What you need to do => Output each entry below as it stands, leaving out every picture.

Listing =>
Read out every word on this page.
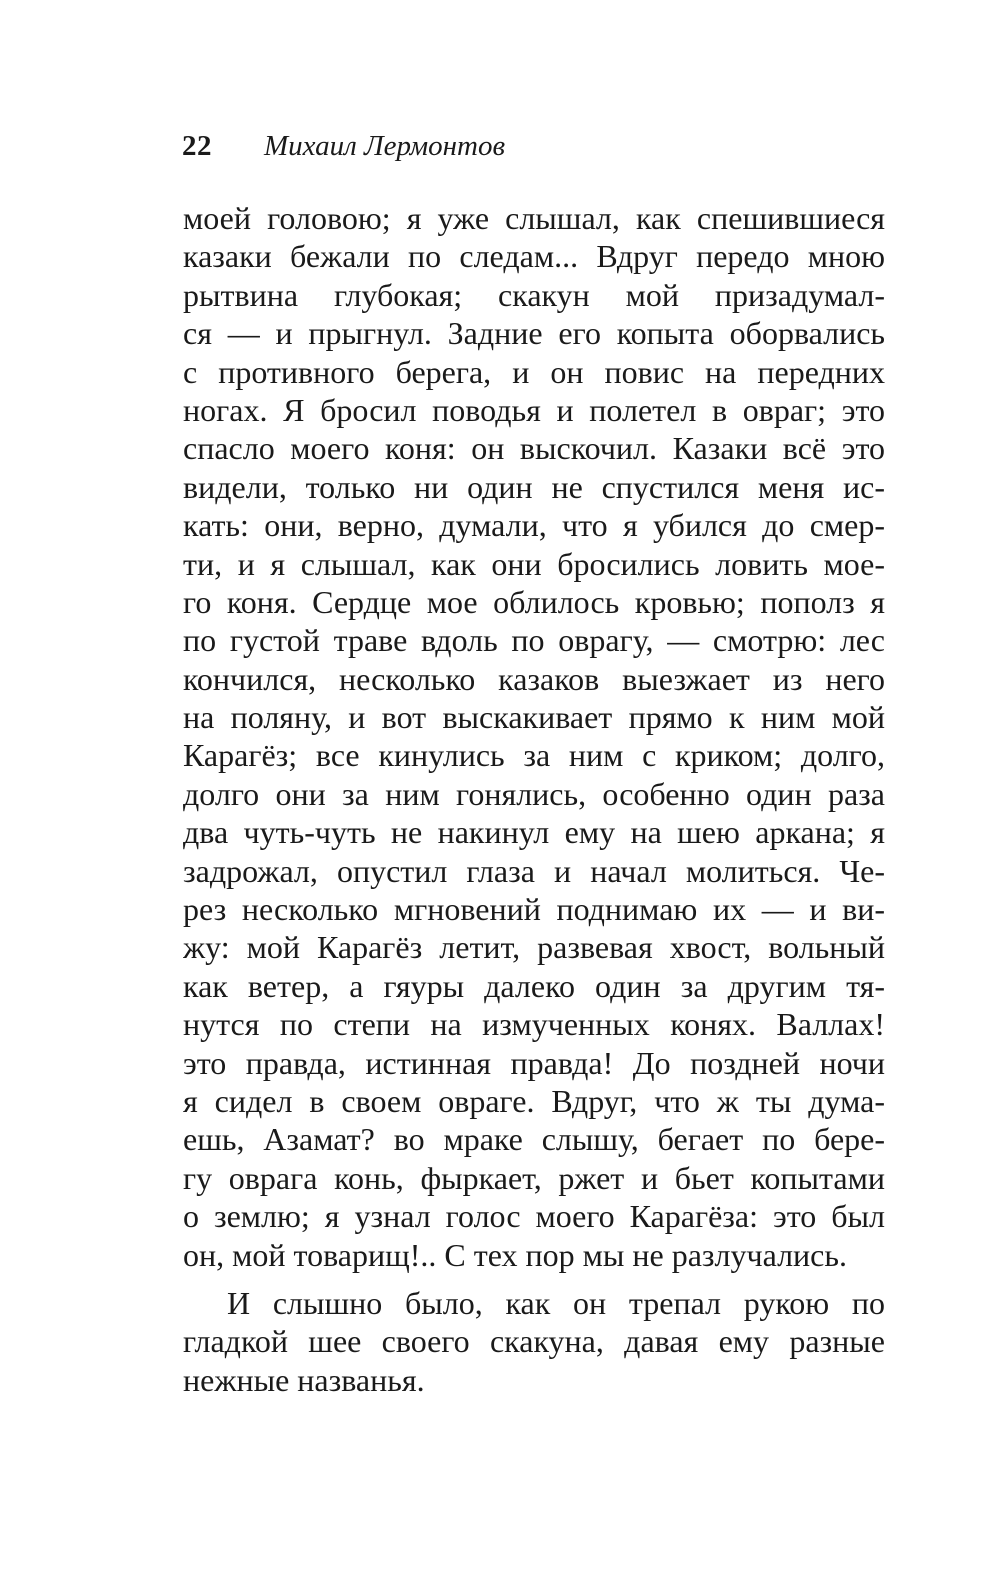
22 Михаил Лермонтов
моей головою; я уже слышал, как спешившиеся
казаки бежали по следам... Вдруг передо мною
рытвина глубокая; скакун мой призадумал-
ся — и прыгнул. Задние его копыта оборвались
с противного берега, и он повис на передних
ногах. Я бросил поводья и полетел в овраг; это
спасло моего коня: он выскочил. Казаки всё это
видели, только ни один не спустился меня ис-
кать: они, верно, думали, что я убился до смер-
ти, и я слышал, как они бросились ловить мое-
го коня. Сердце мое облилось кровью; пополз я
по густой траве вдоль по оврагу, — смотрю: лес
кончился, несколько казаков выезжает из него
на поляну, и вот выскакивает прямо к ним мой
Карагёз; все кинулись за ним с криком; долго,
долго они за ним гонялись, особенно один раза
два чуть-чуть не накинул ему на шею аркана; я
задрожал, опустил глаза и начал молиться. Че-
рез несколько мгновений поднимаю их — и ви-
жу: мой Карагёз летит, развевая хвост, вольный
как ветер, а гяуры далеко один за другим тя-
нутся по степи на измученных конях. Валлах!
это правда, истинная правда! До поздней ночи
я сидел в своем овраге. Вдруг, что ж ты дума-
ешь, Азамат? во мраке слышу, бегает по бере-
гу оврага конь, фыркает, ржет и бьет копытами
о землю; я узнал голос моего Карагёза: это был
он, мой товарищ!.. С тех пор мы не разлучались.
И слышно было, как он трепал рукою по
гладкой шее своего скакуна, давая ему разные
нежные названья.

Task solution =>
Read out every word on this page.
22 Михаил Лермонтов
моей головою; я уже слышал, как спешившиеся
казаки бежали по следам... Вдруг передо мною
рытвина глубокая; скакун мой призадумал-
ся — и прыгнул. Задние его копыта оборвались
с противного берега, и он повис на передних
ногах. Я бросил поводья и полетел в овраг; это
спасло моего коня: он выскочил. Казаки всё это
видели, только ни один не спустился меня ис-
кать: они, верно, думали, что я убился до смер-
ти, и я слышал, как они бросились ловить мое-
го коня. Сердце мое облилось кровью; пополз я
по густой траве вдоль по оврагу, — смотрю: лес
кончился, несколько казаков выезжает из него
на поляну, и вот выскакивает прямо к ним мой
Карагёз; все кинулись за ним с криком; долго,
долго они за ним гонялись, особенно один раза
два чуть-чуть не накинул ему на шею аркана; я
задрожал, опустил глаза и начал молиться. Че-
рез несколько мгновений поднимаю их — и ви-
жу: мой Карагёз летит, развевая хвост, вольный
как ветер, а гяуры далеко один за другим тя-
нутся по степи на измученных конях. Валлах!
это правда, истинная правда! До поздней ночи
я сидел в своем овраге. Вдруг, что ж ты дума-
ешь, Азамат? во мраке слышу, бегает по бере-
гу оврага конь, фыркает, ржет и бьет копытами
о землю; я узнал голос моего Карагёза: это был
он, мой товарищ!.. С тех пор мы не разлучались.
И слышно было, как он трепал рукою по
гладкой шее своего скакуна, давая ему разные
нежные названья.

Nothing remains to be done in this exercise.